TASK ITEM
The entries follow. Copy every line in which "unserer" appears.

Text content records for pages
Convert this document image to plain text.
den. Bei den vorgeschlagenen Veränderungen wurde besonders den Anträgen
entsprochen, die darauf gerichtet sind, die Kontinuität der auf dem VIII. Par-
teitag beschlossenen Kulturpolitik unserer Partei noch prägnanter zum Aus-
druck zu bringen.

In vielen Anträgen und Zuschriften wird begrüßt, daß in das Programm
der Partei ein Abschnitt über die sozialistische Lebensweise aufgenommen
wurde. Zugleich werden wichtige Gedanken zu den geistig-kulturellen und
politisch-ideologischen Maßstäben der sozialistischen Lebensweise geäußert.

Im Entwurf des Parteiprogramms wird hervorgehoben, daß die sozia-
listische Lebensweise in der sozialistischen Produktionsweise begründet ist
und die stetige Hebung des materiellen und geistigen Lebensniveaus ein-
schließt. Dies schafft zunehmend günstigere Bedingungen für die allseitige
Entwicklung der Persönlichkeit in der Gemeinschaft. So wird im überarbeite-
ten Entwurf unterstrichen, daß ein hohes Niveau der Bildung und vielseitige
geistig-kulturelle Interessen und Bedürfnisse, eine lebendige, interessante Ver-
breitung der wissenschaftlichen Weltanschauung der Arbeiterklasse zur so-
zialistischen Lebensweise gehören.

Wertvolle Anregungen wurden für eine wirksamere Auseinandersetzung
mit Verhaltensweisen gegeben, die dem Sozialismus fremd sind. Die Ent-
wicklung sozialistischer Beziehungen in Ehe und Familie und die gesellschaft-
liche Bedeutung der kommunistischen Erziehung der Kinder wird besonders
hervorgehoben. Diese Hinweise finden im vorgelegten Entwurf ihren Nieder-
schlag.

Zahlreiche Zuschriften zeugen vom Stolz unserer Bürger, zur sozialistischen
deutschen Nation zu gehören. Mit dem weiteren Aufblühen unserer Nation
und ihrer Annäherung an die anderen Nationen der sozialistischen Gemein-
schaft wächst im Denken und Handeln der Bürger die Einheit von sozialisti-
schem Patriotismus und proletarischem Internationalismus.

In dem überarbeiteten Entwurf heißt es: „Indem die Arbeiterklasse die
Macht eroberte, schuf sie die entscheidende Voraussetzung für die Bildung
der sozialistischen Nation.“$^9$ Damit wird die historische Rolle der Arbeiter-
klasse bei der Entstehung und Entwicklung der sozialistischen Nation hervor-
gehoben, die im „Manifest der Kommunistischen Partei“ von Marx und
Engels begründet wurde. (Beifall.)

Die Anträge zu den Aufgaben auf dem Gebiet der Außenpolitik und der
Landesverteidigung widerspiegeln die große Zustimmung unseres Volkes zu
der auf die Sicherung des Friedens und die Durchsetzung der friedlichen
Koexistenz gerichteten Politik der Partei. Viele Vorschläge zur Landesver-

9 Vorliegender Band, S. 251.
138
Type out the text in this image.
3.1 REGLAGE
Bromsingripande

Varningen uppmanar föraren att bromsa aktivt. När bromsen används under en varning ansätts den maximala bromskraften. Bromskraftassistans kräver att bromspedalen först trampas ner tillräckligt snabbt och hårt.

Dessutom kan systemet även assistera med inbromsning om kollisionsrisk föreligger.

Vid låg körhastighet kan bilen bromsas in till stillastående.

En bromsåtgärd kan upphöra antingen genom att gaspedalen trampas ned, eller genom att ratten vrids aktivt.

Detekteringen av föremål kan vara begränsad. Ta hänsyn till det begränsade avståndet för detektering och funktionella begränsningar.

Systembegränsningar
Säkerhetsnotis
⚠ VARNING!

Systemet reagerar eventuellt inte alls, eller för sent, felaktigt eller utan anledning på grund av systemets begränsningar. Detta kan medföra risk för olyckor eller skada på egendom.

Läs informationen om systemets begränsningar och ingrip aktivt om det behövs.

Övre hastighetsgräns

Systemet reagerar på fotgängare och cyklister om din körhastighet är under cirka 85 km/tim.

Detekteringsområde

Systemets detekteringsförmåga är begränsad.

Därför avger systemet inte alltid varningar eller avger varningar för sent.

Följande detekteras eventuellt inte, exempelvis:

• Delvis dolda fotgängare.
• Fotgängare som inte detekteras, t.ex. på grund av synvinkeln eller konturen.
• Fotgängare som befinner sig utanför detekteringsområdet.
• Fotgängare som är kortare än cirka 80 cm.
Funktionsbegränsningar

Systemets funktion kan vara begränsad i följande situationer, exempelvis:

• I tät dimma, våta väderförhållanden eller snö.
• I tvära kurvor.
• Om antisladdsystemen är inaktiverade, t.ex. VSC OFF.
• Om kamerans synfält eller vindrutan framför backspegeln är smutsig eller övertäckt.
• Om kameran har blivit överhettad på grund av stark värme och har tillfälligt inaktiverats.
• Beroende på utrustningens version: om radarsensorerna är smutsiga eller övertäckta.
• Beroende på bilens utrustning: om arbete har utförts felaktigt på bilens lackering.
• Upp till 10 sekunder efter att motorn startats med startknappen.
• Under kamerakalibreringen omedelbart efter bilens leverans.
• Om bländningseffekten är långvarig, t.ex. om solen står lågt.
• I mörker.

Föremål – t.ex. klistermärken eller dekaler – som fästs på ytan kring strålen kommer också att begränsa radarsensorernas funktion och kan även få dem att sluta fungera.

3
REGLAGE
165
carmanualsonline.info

ANSWER TO THIS EXERCISE
teitag beschlossenen Kulturpolitik unserer Partei noch prägnanter zum Aus-
Zahlreiche Zuschriften zeugen vom Stolz unserer Bürger, zur sozialistischen
deutschen Nation zu gehören. Mit dem weiteren Aufblühen unserer Nation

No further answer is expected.